Stated problem:
Find how many lines of the listing include the string "мультикомпьютеров", and report only that figure.

─── Entries supplied

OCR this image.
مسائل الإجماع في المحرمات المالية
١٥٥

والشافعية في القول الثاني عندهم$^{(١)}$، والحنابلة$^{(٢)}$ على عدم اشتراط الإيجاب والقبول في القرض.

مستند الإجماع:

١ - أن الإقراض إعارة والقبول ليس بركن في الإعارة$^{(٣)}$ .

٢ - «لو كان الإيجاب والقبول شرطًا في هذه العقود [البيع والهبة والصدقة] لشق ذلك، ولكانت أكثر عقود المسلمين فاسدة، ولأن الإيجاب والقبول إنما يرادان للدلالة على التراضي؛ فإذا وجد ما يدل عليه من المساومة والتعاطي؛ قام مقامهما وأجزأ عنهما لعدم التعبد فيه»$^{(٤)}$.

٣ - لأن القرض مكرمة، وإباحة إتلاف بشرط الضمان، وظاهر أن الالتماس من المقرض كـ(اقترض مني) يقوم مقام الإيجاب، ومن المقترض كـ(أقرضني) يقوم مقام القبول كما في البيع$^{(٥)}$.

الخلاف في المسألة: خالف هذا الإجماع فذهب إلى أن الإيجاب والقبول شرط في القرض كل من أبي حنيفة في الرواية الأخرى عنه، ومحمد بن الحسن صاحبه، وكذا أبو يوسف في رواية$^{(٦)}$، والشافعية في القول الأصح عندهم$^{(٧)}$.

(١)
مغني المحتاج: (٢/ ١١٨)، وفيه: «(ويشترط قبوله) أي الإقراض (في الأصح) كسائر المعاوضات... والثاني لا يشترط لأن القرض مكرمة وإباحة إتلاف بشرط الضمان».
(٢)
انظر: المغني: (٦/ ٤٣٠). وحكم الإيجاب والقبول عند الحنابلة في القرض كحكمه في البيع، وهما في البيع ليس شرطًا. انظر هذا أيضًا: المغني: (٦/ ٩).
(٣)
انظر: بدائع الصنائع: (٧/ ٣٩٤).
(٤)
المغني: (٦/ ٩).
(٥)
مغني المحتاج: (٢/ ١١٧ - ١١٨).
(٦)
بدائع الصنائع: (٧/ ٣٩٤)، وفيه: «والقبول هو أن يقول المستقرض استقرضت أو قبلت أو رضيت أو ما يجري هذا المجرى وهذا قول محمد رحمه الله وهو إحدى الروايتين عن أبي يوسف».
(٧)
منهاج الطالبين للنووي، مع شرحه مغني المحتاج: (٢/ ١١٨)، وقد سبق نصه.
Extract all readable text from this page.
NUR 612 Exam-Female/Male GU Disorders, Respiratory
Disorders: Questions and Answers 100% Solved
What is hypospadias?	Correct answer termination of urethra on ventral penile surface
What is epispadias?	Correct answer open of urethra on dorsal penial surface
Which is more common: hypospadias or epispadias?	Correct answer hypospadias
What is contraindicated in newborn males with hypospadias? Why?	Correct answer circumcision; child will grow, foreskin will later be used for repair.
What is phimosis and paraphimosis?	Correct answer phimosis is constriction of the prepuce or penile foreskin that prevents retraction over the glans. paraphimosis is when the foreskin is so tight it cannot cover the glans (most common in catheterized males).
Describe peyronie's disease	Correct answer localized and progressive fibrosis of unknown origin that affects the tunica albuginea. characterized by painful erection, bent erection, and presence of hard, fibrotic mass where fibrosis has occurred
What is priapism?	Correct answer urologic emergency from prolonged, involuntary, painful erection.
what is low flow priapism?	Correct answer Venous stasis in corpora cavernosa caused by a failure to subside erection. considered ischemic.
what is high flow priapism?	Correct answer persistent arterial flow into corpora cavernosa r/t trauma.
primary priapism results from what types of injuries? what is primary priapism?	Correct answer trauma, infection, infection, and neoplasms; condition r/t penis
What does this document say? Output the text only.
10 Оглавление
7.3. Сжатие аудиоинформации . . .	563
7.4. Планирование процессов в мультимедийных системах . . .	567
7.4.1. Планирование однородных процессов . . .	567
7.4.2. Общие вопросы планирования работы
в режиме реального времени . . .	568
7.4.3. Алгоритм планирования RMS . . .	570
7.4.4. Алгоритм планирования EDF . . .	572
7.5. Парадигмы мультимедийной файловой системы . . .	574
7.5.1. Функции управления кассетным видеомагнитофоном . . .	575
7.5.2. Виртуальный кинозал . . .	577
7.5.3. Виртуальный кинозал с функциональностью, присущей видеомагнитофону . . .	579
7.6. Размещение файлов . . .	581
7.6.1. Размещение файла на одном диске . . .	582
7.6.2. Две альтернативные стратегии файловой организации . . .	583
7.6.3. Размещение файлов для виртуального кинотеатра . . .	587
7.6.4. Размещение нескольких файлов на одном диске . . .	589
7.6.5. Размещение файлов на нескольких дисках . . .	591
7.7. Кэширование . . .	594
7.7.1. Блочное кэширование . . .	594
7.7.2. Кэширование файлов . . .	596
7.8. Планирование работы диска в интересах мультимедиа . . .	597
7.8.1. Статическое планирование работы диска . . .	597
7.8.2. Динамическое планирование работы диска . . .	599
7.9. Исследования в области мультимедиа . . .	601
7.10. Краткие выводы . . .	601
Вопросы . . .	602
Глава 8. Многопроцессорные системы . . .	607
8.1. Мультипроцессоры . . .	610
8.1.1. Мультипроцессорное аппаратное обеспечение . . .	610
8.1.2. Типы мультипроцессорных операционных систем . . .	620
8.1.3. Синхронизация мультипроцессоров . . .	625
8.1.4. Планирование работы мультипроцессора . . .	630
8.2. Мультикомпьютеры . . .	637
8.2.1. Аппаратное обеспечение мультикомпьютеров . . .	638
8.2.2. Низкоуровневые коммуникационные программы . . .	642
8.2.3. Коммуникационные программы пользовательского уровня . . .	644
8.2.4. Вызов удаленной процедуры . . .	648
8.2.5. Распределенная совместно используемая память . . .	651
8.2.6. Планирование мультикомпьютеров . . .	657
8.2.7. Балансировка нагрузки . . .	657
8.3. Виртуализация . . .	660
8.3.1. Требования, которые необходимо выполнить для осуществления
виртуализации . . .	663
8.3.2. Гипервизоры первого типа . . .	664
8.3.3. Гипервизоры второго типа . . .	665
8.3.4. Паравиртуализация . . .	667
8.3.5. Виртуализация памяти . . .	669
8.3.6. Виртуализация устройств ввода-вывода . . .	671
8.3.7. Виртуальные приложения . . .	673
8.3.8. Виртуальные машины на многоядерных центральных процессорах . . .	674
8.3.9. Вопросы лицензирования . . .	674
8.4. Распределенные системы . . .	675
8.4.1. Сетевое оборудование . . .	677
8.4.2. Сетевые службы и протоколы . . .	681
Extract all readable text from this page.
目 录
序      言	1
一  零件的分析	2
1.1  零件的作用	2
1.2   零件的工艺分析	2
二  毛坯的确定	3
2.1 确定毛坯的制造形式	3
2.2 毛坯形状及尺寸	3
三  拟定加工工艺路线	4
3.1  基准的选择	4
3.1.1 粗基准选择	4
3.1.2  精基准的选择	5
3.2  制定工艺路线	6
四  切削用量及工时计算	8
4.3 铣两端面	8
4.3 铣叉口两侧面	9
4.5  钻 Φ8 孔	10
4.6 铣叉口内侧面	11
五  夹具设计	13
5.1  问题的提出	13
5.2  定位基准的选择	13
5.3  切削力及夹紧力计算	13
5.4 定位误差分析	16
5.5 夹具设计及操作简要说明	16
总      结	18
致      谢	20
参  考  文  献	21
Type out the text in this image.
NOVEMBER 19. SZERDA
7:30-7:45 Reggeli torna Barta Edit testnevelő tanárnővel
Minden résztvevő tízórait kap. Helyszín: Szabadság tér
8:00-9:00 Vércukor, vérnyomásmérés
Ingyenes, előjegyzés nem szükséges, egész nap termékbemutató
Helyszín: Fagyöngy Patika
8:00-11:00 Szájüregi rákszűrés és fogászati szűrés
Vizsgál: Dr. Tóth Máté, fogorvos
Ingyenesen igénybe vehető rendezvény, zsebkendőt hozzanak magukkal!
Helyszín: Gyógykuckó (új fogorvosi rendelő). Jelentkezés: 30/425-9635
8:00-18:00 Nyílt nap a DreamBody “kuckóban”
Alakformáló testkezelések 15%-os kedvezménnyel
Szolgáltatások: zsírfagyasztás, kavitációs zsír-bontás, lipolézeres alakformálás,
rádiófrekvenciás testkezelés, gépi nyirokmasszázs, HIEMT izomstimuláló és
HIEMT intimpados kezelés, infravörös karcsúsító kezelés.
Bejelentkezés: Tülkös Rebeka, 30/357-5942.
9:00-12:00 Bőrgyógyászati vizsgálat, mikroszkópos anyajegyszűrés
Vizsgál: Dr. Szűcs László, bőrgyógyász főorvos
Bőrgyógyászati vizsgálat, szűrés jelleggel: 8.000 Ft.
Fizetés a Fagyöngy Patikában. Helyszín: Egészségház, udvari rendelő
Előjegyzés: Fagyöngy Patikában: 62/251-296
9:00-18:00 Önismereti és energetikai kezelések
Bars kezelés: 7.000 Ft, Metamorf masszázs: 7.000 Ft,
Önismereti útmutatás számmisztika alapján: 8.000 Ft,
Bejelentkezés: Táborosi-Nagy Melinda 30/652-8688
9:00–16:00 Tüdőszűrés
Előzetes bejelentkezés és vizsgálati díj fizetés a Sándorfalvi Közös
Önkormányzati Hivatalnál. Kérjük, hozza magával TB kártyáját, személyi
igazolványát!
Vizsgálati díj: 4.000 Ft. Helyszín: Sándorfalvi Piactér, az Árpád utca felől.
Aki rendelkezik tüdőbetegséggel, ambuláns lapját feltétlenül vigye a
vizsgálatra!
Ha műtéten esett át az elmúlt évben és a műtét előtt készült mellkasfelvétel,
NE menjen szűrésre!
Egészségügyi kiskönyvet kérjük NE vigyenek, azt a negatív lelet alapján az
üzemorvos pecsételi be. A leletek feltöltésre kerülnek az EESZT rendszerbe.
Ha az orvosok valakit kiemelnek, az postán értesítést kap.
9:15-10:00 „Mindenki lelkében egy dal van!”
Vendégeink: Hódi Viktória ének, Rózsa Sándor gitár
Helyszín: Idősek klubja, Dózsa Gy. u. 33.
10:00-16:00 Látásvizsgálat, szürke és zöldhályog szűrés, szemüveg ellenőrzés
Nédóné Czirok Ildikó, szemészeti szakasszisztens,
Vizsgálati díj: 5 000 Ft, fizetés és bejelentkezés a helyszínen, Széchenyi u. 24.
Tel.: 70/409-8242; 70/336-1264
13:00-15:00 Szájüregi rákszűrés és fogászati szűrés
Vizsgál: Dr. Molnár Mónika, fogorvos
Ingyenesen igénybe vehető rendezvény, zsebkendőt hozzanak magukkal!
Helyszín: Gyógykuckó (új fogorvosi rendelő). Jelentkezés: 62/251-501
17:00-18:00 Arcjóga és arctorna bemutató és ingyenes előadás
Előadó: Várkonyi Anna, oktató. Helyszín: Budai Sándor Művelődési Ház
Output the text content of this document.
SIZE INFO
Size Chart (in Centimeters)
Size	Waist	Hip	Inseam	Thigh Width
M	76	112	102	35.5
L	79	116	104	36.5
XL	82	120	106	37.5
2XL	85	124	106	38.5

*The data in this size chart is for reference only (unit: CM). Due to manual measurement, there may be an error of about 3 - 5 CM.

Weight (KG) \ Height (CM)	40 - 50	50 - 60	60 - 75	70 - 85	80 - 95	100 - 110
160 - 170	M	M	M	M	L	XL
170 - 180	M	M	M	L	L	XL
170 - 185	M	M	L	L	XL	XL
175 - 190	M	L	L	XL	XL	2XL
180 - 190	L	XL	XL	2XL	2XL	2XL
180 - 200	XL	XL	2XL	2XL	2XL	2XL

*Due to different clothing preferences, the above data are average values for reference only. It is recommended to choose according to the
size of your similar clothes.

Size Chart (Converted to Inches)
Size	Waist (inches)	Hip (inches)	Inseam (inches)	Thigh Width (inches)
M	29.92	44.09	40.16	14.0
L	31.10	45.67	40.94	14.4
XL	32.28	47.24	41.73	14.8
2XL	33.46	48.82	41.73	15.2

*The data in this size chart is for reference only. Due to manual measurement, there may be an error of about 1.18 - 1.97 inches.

──────

Complete response:
2